* [EXTRACTED MATERIAL]:
>>>

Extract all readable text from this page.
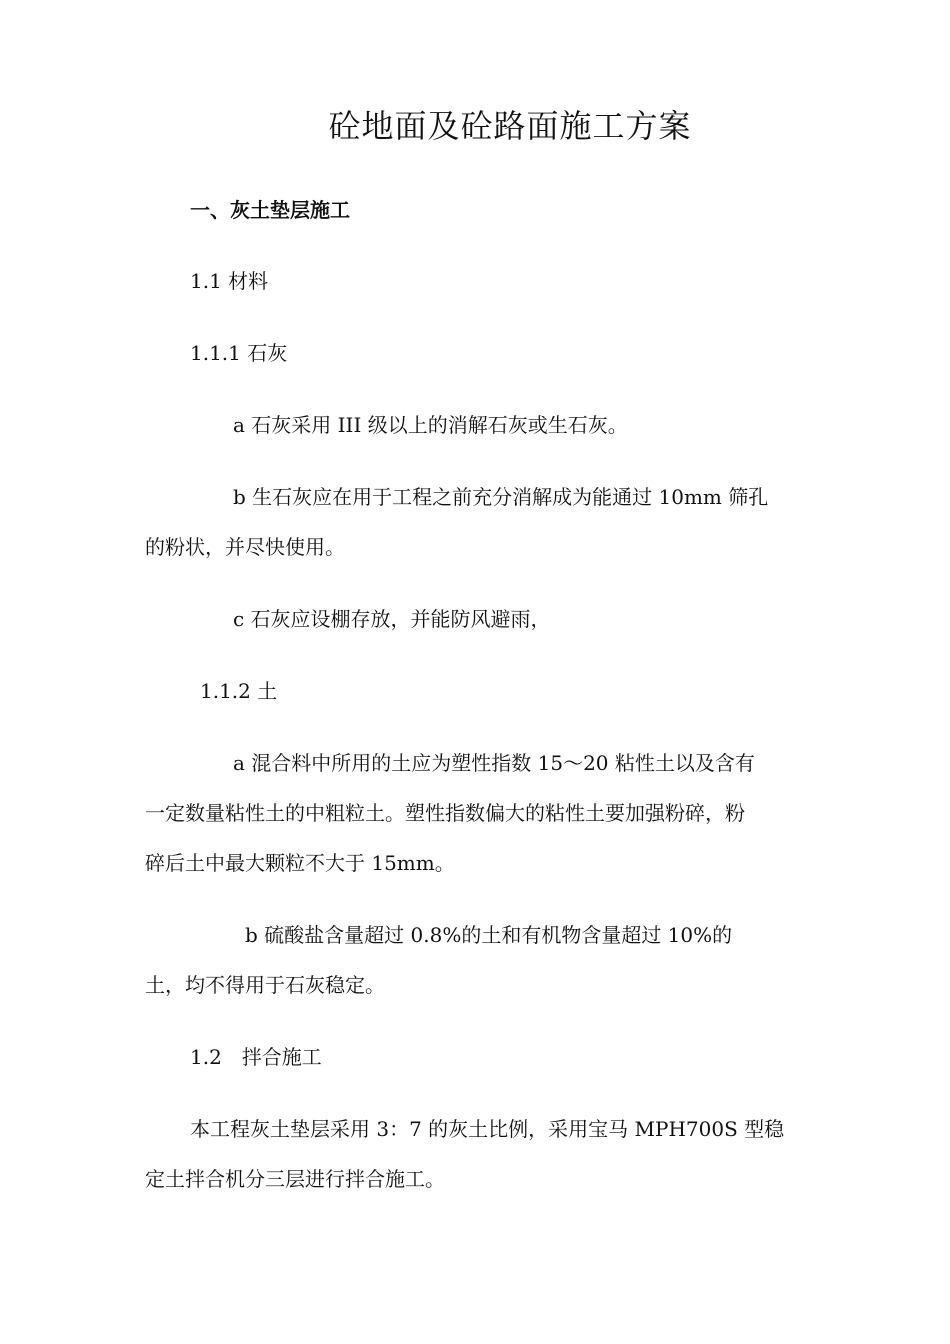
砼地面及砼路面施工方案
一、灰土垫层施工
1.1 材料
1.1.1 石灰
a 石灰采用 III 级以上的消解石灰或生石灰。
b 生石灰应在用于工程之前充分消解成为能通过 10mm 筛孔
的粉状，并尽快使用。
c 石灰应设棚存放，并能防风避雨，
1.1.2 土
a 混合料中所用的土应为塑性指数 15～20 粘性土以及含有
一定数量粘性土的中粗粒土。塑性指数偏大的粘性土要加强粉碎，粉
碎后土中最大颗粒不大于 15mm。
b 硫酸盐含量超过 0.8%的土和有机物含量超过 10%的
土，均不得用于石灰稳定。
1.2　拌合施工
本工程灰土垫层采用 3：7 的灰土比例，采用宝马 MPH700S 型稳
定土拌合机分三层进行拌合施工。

<<<
>>>

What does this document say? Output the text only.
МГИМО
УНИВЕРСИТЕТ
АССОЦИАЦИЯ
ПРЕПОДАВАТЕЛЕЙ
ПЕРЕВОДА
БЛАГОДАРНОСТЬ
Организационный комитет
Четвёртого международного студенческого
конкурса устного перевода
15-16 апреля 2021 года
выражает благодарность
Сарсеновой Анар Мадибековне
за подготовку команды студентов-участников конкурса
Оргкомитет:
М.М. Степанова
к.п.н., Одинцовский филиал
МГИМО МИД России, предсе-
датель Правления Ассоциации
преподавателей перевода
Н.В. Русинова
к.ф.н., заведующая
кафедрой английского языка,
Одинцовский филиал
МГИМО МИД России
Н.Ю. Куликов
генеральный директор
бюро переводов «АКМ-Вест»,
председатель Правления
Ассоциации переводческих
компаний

<<<

* [TASK INSTRUCTIONS]:
State how many lines of the entries above include the word "Одинцовский", offering no text other than the number.

* [SOLUTION TO THIS PROBLEM]:
2